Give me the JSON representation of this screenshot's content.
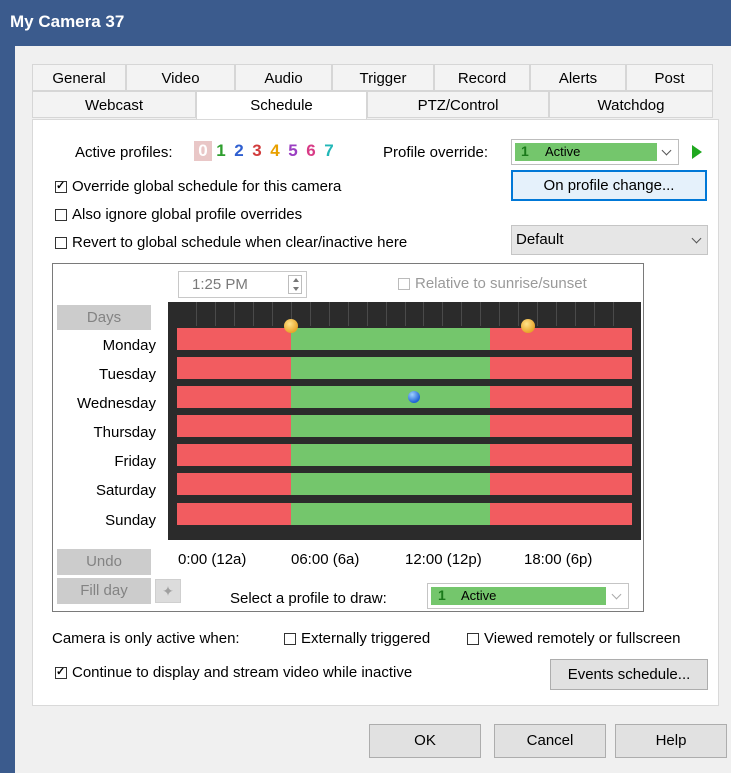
{
  "window": {
    "title": "My Camera 37"
  },
  "tabs_row1": [
    "General",
    "Video",
    "Audio",
    "Trigger",
    "Record",
    "Alerts",
    "Post"
  ],
  "tabs_row2": [
    "Webcast",
    "Schedule",
    "PTZ/Control",
    "Watchdog"
  ],
  "selected_tab": "Schedule",
  "profiles": {
    "label": "Active profiles:",
    "numbers": [
      "0",
      "1",
      "2",
      "3",
      "4",
      "5",
      "6",
      "7"
    ],
    "colors": [
      "#f4a6a6",
      "#2e9e2e",
      "#2f5fd0",
      "#d13b3b",
      "#e8a000",
      "#9b3fc2",
      "#d83b86",
      "#22b7b7"
    ],
    "override_label": "Profile override:",
    "override_value": "Active",
    "override_number": "1"
  },
  "buttons": {
    "on_profile_change": "On profile change...",
    "days": "Days",
    "undo": "Undo",
    "fill_day": "Fill day",
    "events_schedule": "Events schedule...",
    "ok": "OK",
    "cancel": "Cancel",
    "help": "Help"
  },
  "checkboxes": {
    "override_global": {
      "label": "Override global schedule for this camera",
      "checked": true
    },
    "ignore_global": {
      "label": "Also ignore global profile overrides",
      "checked": false
    },
    "revert_global": {
      "label": "Revert to global schedule when clear/inactive here",
      "checked": false
    },
    "relative_sun": {
      "label": "Relative to sunrise/sunset",
      "checked": false
    },
    "externally_triggered": {
      "label": "Externally triggered",
      "checked": false
    },
    "viewed_remotely": {
      "label": "Viewed remotely or fullscreen",
      "checked": false
    },
    "continue_display": {
      "label": "Continue to display and stream video while inactive",
      "checked": true
    }
  },
  "revert_select": {
    "value": "Default"
  },
  "schedule": {
    "time_value": "1:25 PM",
    "days": [
      "Monday",
      "Tuesday",
      "Wednesday",
      "Thursday",
      "Friday",
      "Saturday",
      "Sunday"
    ],
    "time_labels": [
      "0:00 (12a)",
      "06:00 (6a)",
      "12:00 (12p)",
      "18:00 (6p)"
    ],
    "inactive_color": "#f25c60",
    "active_color": "#74c66c",
    "active_start_hour": 6,
    "active_end_hour": 16.5,
    "current_marker": {
      "day": "Wednesday",
      "hour": 12.5
    },
    "sunrise_hour": 6,
    "sunset_hour": 18.5
  },
  "draw_profile": {
    "label": "Select a profile to draw:",
    "value": "Active",
    "number": "1"
  },
  "camera_active_label": "Camera is only active when:"
}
##########
▸ **What is expected**
Gather each line in the entries above where the string "this" is found.

▸ **Final answer**
Give me the JSON representation of this screenshot's content.
      "label": "Override global schedule for this camera",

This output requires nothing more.